begin SOURCE PASSAGE

Reports are that the EX1R can use an adaptor and good SDHC cards (Sandisk Extreme or ATP ProMax) and get full 24/60 overcrank.
My EX1, MXR and Sandisk cards have been without error from first use a year ago.
Even Sony now offers a memory stick option with the EX1R.
Thanks for everyones' rapid responses! Tom
Ok OK I'm told off once again but I was being provocative. Even so I always try and use combinations of kit as manufacturers intend and they must have intended us to use the S x S cards. How come there's been so many queries from other card users and very very few from users of Sx S ?
[Michael Slowe] "How come there's been so many queries from other card users and very very few from users of Sx S ? "
Because people don't do research and don't buy cards with recent tested track records.
Sony's own EX1 Hard Drive also does not overcrank very well.
BTW there have been queries from SxS users with corrupted data. One common them seems to be that data from SDHC cards, which are non proprietary, seem to be EASIER to rescue with repair utilities than SxS cards.
Proprietary media is on the decline IMHO as SDHC and Compact Flash improve.
The great thing about SDHC is that I can handle this with any computer with a card reader I can pick up in any office supply store. That makes offsite backup very easy. On the other hand if you don't have Sony's own PCIe reader or laptop with Express Port and/or if either of those go "wonky" on you. There's no way to grab a replacement.

end SOURCE PASSAGE
begin MATERIALS PROVIDED

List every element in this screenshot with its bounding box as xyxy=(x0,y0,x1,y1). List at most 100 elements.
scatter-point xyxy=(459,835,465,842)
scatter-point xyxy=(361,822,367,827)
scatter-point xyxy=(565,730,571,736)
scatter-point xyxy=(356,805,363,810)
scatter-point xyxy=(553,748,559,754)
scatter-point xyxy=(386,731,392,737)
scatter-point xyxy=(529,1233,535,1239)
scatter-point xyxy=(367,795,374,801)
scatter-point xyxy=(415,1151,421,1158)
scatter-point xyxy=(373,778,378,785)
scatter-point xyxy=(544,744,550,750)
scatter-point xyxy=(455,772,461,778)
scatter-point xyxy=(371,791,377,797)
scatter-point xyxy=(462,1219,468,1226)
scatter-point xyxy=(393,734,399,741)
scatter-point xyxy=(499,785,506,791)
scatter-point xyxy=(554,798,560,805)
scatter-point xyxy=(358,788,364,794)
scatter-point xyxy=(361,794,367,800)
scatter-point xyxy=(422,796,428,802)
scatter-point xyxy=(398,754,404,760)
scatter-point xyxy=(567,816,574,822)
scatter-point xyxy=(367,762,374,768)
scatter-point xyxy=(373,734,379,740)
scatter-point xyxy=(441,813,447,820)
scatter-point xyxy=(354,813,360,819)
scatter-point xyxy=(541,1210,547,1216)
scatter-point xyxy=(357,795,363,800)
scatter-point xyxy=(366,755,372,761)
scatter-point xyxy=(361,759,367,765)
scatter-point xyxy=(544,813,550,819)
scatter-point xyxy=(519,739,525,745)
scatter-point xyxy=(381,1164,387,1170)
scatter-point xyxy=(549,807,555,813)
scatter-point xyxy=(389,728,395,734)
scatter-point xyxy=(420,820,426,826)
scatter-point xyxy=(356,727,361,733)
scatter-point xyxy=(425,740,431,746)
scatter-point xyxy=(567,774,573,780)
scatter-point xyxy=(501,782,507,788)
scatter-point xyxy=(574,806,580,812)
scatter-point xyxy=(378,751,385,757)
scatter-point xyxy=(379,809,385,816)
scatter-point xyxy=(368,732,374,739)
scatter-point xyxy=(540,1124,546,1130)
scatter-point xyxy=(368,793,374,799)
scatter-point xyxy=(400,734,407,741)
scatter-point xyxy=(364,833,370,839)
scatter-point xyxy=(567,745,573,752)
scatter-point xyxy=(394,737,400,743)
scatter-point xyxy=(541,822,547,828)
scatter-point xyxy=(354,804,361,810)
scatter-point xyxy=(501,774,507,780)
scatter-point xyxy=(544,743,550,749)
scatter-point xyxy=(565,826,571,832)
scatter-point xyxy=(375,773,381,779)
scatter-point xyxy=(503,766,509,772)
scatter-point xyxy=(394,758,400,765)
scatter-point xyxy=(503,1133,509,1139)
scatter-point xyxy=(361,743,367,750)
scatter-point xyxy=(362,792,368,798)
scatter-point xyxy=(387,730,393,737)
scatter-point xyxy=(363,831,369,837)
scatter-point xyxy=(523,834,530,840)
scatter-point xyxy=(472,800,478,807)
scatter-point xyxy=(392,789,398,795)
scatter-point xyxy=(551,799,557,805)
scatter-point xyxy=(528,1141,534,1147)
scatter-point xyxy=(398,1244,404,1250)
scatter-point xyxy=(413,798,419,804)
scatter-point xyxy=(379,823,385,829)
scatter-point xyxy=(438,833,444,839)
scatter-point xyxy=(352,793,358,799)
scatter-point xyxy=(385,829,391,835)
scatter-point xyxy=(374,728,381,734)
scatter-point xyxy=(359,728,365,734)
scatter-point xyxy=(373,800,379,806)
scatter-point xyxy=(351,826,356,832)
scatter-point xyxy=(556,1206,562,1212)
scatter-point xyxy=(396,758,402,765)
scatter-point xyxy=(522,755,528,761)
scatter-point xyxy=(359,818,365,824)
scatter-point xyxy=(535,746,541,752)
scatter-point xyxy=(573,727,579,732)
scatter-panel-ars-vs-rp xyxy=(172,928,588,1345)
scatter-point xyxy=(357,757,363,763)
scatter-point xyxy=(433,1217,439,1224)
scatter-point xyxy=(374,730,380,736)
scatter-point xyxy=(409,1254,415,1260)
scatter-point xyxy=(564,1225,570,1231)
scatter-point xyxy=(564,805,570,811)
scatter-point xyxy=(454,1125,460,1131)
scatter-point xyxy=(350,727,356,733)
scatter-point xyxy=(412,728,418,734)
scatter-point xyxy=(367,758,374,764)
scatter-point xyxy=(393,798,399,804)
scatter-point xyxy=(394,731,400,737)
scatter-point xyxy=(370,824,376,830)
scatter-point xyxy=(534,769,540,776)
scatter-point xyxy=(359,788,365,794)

end MATERIALS PROVIDED

**THINGS TO DO**
#1 Reproduce the part of the passage on camera memory cards starting at "Even Sony now" and ending at "tested track records.".
#2 Replace "scatter-point" with "plot-point" in the rows starting at the first row and ending at the line containing "scatter-point xyxy=(549,807,555,813)", with both ends included. Give only those rows, with everything else unchanged.
The rows are unrelated to the passage on camera memory cards.

**ANSWERS GIVEN**
#1
Even Sony now offers a memory stick option with the EX1R.
Thanks for everyones' rapid responses! Tom
Ok OK I'm told off once again but I was being provocative. Even so I always try and use combinations of kit as manufacturers intend and they must have intended us to use the S x S cards. How come there's been so many queries from other card users and very very few from users of Sx S ?
[Michael Slowe] "How come there's been so many queries from other card users and very very few from users of Sx S ? "
Because people don't do research and don't buy cards with recent tested track records.

#2
List every element in this screenshot with its bounding box as xyxy=(x0,y0,x1,y1). List at most 100 elements.
plot-point xyxy=(459,835,465,842)
plot-point xyxy=(361,822,367,827)
plot-point xyxy=(565,730,571,736)
plot-point xyxy=(356,805,363,810)
plot-point xyxy=(553,748,559,754)
plot-point xyxy=(386,731,392,737)
plot-point xyxy=(529,1233,535,1239)
plot-point xyxy=(367,795,374,801)
plot-point xyxy=(415,1151,421,1158)
plot-point xyxy=(373,778,378,785)
plot-point xyxy=(544,744,550,750)
plot-point xyxy=(455,772,461,778)
plot-point xyxy=(371,791,377,797)
plot-point xyxy=(462,1219,468,1226)
plot-point xyxy=(393,734,399,741)
plot-point xyxy=(499,785,506,791)
plot-point xyxy=(554,798,560,805)
plot-point xyxy=(358,788,364,794)
plot-point xyxy=(361,794,367,800)
plot-point xyxy=(422,796,428,802)
plot-point xyxy=(398,754,404,760)
plot-point xyxy=(567,816,574,822)
plot-point xyxy=(367,762,374,768)
plot-point xyxy=(373,734,379,740)
plot-point xyxy=(441,813,447,820)
plot-point xyxy=(354,813,360,819)
plot-point xyxy=(541,1210,547,1216)
plot-point xyxy=(357,795,363,800)
plot-point xyxy=(366,755,372,761)
plot-point xyxy=(361,759,367,765)
plot-point xyxy=(544,813,550,819)
plot-point xyxy=(519,739,525,745)
plot-point xyxy=(381,1164,387,1170)
plot-point xyxy=(549,807,555,813)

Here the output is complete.